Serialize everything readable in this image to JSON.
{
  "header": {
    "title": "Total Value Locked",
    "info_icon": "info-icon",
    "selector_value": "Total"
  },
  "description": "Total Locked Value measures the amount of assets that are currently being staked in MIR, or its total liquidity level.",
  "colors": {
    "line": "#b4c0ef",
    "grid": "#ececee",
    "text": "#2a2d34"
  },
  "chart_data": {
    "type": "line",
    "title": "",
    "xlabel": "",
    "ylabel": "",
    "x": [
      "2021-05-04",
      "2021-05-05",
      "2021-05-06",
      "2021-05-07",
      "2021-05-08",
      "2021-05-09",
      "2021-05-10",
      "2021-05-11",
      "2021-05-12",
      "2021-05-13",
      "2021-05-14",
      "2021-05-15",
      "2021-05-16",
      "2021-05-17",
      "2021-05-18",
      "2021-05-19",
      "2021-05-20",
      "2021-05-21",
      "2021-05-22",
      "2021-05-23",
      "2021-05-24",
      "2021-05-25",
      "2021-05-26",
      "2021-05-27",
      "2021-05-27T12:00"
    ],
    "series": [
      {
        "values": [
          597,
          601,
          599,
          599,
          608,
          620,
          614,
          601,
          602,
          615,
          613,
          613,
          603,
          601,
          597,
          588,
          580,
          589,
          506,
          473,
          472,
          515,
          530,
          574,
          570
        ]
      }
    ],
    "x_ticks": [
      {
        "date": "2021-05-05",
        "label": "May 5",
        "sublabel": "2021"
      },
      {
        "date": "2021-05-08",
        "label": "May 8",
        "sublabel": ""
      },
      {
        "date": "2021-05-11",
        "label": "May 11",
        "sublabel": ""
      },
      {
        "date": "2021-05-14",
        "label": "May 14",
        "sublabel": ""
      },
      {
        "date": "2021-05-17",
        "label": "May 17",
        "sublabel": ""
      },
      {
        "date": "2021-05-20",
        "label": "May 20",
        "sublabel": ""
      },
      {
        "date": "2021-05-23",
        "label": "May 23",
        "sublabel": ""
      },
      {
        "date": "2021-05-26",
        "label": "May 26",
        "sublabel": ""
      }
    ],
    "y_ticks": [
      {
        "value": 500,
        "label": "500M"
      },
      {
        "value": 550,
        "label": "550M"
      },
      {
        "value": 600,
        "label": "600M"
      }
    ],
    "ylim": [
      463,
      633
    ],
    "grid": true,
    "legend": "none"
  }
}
=======
WHAT YOU SHOULD DO: Please copy out each record, character for character.

EXERCISE RESPONSE:
Serialize everything readable in this image to JSON.
{
  "header": {
    "title": "Total Value Locked",
    "info_icon": "info-icon",
    "selector_value": "Total"
  },
  "description": "Total Locked Value measures the amount of assets that are currently being staked in MIR, or its total liquidity level.",
  "colors": {
    "line": "#b4c0ef",
    "grid": "#ececee",
    "text": "#2a2d34"
  },
  "chart_data": {
    "type": "line",
    "title": "",
    "xlabel": "",
    "ylabel": "",
    "x": [
      "2021-05-04",
      "2021-05-05",
      "2021-05-06",
      "2021-05-07",
      "2021-05-08",
      "2021-05-09",
      "2021-05-10",
      "2021-05-11",
      "2021-05-12",
      "2021-05-13",
      "2021-05-14",
      "2021-05-15",
      "2021-05-16",
      "2021-05-17",
      "2021-05-18",
      "2021-05-19",
      "2021-05-20",
      "2021-05-21",
      "2021-05-22",
      "2021-05-23",
      "2021-05-24",
      "2021-05-25",
      "2021-05-26",
      "2021-05-27",
      "2021-05-27T12:00"
    ],
    "series": [
      {
        "values": [
          597,
          601,
          599,
          599,
          608,
          620,
          614,
          601,
          602,
          615,
          613,
          613,
          603,
          601,
          597,
          588,
          580,
          589,
          506,
          473,
          472,
          515,
          530,
          574,
          570
        ]
      }
    ],
    "x_ticks": [
      {
        "date": "2021-05-05",
        "label": "May 5",
        "sublabel": "2021"
      },
      {
        "date": "2021-05-08",
        "label": "May 8",
        "sublabel": ""
      },
      {
        "date": "2021-05-11",
        "label": "May 11",
        "sublabel": ""
      },
      {
        "date": "2021-05-14",
        "label": "May 14",
        "sublabel": ""
      },
      {
        "date": "2021-05-17",
        "label": "May 17",
        "sublabel": ""
      },
      {
        "date": "2021-05-20",
        "label": "May 20",
        "sublabel": ""
      },
      {
        "date": "2021-05-23",
        "label": "May 23",
        "sublabel": ""
      },
      {
        "date": "2021-05-26",
        "label": "May 26",
        "sublabel": ""
      }
    ],
    "y_ticks": [
      {
        "value": 500,
        "label": "500M"
      },
      {
        "value": 550,
        "label": "550M"
      },
      {
        "value": 600,
        "label": "600M"
      }
    ],
    "ylim": [
      463,
      633
    ],
    "grid": true,
    "legend": "none"
  }
}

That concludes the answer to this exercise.